# start of Page extract
So today I had this large-hearted notion that we would have the best Daddy date ever and Avery and Bri would play croquet with their loving Dad in the backyard, learning sportsmanship and developing relational bonds that will stand the test of time. Benny followed his croquet ball happily around the concrete pad knocking it about 1 in 8 attempts. Our game commenced rather well until about seven minutes into it when Bri said she didn’t want to play because she wasn’t winning. We did manage to play four games, and after every game we put our hands together and said “1, 2, 3 Team!” to try to promote good sportsmanship. It was after the fourth game that things broke down and Avery kind of unloaded his frustrations that he had not won a single game. I took some minutes alone in quiet reflection, wandering around the backyard without talking to any of them for a while and then going up to the kitchen for some time, sort of the adult version of counting to ten…I probably made it to 4,000. Anyway, the next thought was to take the four children to the Prospect Park Zoo in Brooklyn, since we are members and it’s a beautiful day…. Great idea.
# end of Page extract
# start of Material
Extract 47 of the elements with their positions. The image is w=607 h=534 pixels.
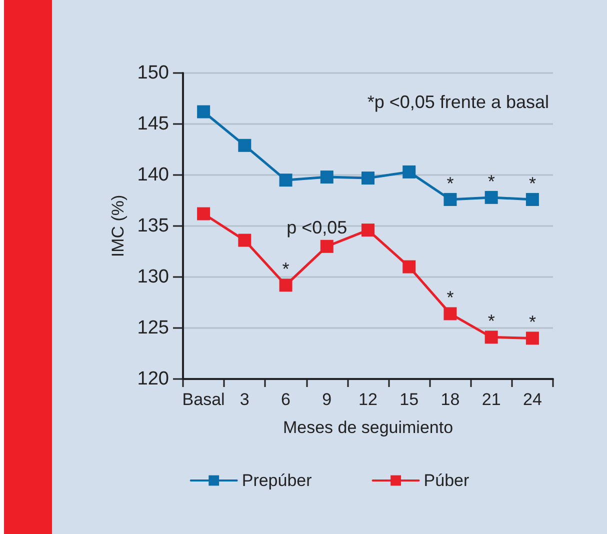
point xyxy=(238,234,252,247)
annotation: * xyxy=(282,259,290,280)
y-tick-label: 140 xyxy=(137,164,169,186)
annotation: * xyxy=(488,311,495,332)
y-tick-label: 150 xyxy=(137,62,169,84)
point xyxy=(402,165,416,178)
y-tick-label: 130 xyxy=(137,266,169,288)
legend-label: Púber xyxy=(424,471,470,490)
x-tick-label: 18 xyxy=(440,390,460,409)
annotation: * xyxy=(528,312,536,332)
point xyxy=(444,192,457,206)
annotation: * xyxy=(446,288,454,308)
y-tick-label: 125 xyxy=(137,318,169,338)
x-tick-label: 3 xyxy=(240,390,250,409)
annotation: *p <0,05 frente a basal xyxy=(367,92,550,112)
point xyxy=(526,192,539,206)
x-tick-label: 15 xyxy=(400,390,419,409)
point xyxy=(279,278,292,292)
annotation: * xyxy=(528,173,536,194)
legend-label: Prepúber xyxy=(242,471,312,490)
y-axis-title: IMC (%) xyxy=(108,194,128,258)
annotation: p <0,05 xyxy=(286,217,348,238)
point xyxy=(526,332,539,345)
x-tick-label: 24 xyxy=(522,390,542,409)
x-tick-label: Basal xyxy=(182,390,225,409)
x-tick-label: 12 xyxy=(358,390,378,409)
x-tick-label: 6 xyxy=(281,390,291,409)
point xyxy=(444,307,457,320)
point xyxy=(484,330,498,344)
point xyxy=(279,174,292,187)
point xyxy=(362,172,374,185)
point xyxy=(362,224,374,237)
y-tick-label: 145 xyxy=(137,114,169,134)
x-tick-label: 9 xyxy=(322,390,332,409)
annotation: * xyxy=(488,171,495,192)
point xyxy=(320,170,334,184)
point xyxy=(197,207,210,220)
point xyxy=(402,260,416,274)
x-tick-label: 21 xyxy=(482,390,501,409)
annotation: * xyxy=(446,173,454,194)
point xyxy=(238,138,252,152)
point xyxy=(197,105,210,118)
point xyxy=(320,240,334,253)
y-tick-label: 120 xyxy=(137,368,169,390)
x-axis-title: Meses de seguimiento xyxy=(282,418,454,437)
point xyxy=(484,190,498,204)
y-tick-label: 135 xyxy=(137,216,169,236)
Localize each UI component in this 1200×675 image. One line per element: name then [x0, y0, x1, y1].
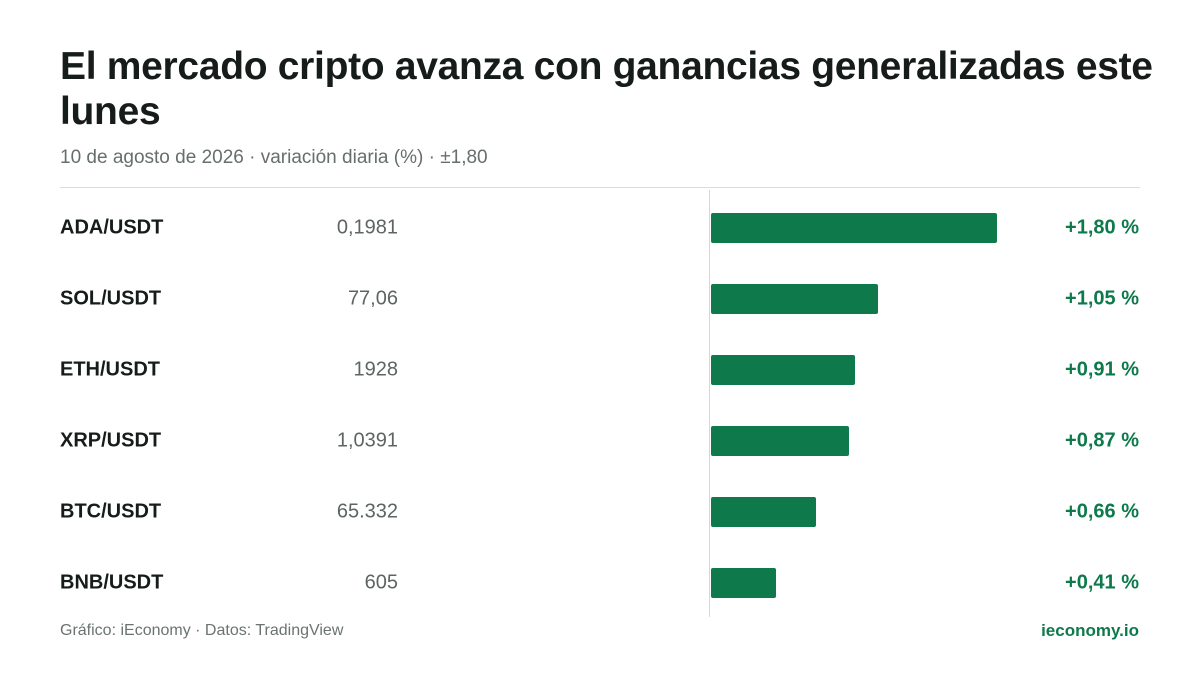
price-label: 1,0391 [336, 429, 398, 451]
value-label: +1,05 % [1065, 287, 1139, 309]
category-label: XRP/USDT [60, 429, 162, 451]
header-divider [60, 187, 1140, 188]
value-label: +0,91 % [1065, 358, 1139, 380]
bar-row: BNB/USDT 605 +0,41 % [0, 547, 1200, 618]
price-label: 65.332 [336, 500, 398, 522]
bar [711, 567, 777, 598]
price-label: 605 [364, 571, 398, 593]
bar-row: BTC/USDT 65.332 +0,66 % [0, 476, 1200, 547]
bar [711, 212, 997, 243]
value-label: +1,80 % [1065, 216, 1139, 238]
category-label: BNB/USDT [60, 571, 164, 593]
page-subtitle: 10 de agosto de 2026 · variación diaria … [60, 147, 488, 168]
price-label: 77,06 [347, 287, 398, 309]
category-label: SOL/USDT [60, 287, 162, 309]
bar [711, 283, 878, 314]
bar-row: SOL/USDT 77,06 +1,05 % [0, 263, 1200, 334]
bar-row: ETH/USDT 1928 +0,91 % [0, 334, 1200, 405]
page-title: El mercado cripto avanza con ganancias g… [60, 45, 1153, 133]
value-label: +0,87 % [1065, 429, 1139, 451]
bar-row: ADA/USDT 0,1981 +1,80 % [0, 192, 1200, 263]
zero-axis-line [709, 190, 710, 617]
bar [711, 425, 850, 456]
value-label: +0,66 % [1065, 500, 1139, 522]
bar [711, 496, 816, 527]
value-label: +0,41 % [1065, 571, 1139, 593]
bar-row: XRP/USDT 1,0391 +0,87 % [0, 405, 1200, 476]
price-label: 1928 [353, 358, 399, 380]
brand-link[interactable]: ieconomy.io [1041, 621, 1139, 640]
category-label: ADA/USDT [60, 216, 164, 238]
category-label: ETH/USDT [60, 358, 160, 380]
price-label: 0,1981 [336, 216, 398, 238]
category-label: BTC/USDT [60, 500, 162, 522]
bar [711, 354, 856, 385]
source-note: Gráfico: iEconomy · Datos: TradingView [60, 622, 344, 639]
# end of Material
* What you are asked to do
Reproduce the entire backyard croquet account word for word, with no changes.

* Exercise result
So today I had this large-hearted notion that we would have the best Daddy date ever and Avery and Bri would play croquet with their loving Dad in the backyard, learning sportsmanship and developing relational bonds that will stand the test of time. Benny followed his croquet ball happily around the concrete pad knocking it about 1 in 8 attempts. Our game commenced rather well until about seven minutes into it when Bri said she didn’t want to play because she wasn’t winning. We did manage to play four games, and after every game we put our hands together and said “1, 2, 3 Team!” to try to promote good sportsmanship. It was after the fourth game that things broke down and Avery kind of unloaded his frustrations that he had not won a single game. I took some minutes alone in quiet reflection, wandering around the backyard without talking to any of them for a while and then going up to the kitchen for some time, sort of the adult version of counting to ten…I probably made it to 4,000. Anyway, the next thought was to take the four children to the Prospect Park Zoo in Brooklyn, since we are members and it’s a beautiful day…. Great idea.